YOUR INSTRUCTIONS
Extract the entries in their exact form.

━━ RECORDS FOR THIS TASK

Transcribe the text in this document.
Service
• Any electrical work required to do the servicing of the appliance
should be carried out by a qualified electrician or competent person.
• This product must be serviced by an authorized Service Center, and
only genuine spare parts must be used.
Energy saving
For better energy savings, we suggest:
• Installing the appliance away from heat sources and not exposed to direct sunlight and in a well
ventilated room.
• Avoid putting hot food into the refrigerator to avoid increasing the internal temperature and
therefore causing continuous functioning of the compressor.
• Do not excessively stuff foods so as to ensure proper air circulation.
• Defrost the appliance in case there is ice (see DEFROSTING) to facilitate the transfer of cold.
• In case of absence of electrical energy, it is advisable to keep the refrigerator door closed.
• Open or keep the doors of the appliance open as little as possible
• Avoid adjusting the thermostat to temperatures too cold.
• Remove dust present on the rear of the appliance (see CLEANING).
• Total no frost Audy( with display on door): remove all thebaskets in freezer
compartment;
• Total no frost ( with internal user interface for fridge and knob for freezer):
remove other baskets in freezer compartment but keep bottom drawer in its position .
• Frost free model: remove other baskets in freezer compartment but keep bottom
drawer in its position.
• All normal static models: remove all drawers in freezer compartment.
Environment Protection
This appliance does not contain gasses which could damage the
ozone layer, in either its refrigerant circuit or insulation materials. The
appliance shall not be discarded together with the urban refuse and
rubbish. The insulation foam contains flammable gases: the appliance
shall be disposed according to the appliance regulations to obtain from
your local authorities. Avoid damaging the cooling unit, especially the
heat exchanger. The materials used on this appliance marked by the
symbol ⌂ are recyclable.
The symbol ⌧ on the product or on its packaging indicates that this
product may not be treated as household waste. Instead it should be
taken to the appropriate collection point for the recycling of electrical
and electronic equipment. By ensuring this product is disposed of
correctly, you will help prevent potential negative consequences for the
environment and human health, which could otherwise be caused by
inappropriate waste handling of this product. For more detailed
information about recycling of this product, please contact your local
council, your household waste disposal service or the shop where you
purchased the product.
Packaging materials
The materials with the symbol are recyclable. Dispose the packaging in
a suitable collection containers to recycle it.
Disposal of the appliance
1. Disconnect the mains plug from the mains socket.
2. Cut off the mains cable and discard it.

━━━━

FULL ANSWER
Transcribe the text in this document.
Service
• Any electrical work required to do the servicing of the appliance
should be carried out by a qualified electrician or competent person.
• This product must be serviced by an authorized Service Center, and
only genuine spare parts must be used.
Energy saving
For better energy savings, we suggest:
• Installing the appliance away from heat sources and not exposed to direct sunlight and in a well
ventilated room.
• Avoid putting hot food into the refrigerator to avoid increasing the internal temperature and
therefore causing continuous functioning of the compressor.
• Do not excessively stuff foods so as to ensure proper air circulation.
• Defrost the appliance in case there is ice (see DEFROSTING) to facilitate the transfer of cold.
• In case of absence of electrical energy, it is advisable to keep the refrigerator door closed.
• Open or keep the doors of the appliance open as little as possible
• Avoid adjusting the thermostat to temperatures too cold.
• Remove dust present on the rear of the appliance (see CLEANING).
• Total no frost Audy( with display on door): remove all thebaskets in freezer
compartment;
• Total no frost ( with internal user interface for fridge and knob for freezer):
remove other baskets in freezer compartment but keep bottom drawer in its position .
• Frost free model: remove other baskets in freezer compartment but keep bottom
drawer in its position.
• All normal static models: remove all drawers in freezer compartment.
Environment Protection
This appliance does not contain gasses which could damage the
ozone layer, in either its refrigerant circuit or insulation materials. The
appliance shall not be discarded together with the urban refuse and
rubbish. The insulation foam contains flammable gases: the appliance
shall be disposed according to the appliance regulations to obtain from
your local authorities. Avoid damaging the cooling unit, especially the
heat exchanger. The materials used on this appliance marked by the
symbol ⌂ are recyclable.
The symbol ⌧ on the product or on its packaging indicates that this
product may not be treated as household waste. Instead it should be
taken to the appropriate collection point for the recycling of electrical
and electronic equipment. By ensuring this product is disposed of
correctly, you will help prevent potential negative consequences for the
environment and human health, which could otherwise be caused by
inappropriate waste handling of this product. For more detailed
information about recycling of this product, please contact your local
council, your household waste disposal service or the shop where you
purchased the product.
Packaging materials
The materials with the symbol are recyclable. Dispose the packaging in
a suitable collection containers to recycle it.
Disposal of the appliance
1. Disconnect the mains plug from the mains socket.
2. Cut off the mains cable and discard it.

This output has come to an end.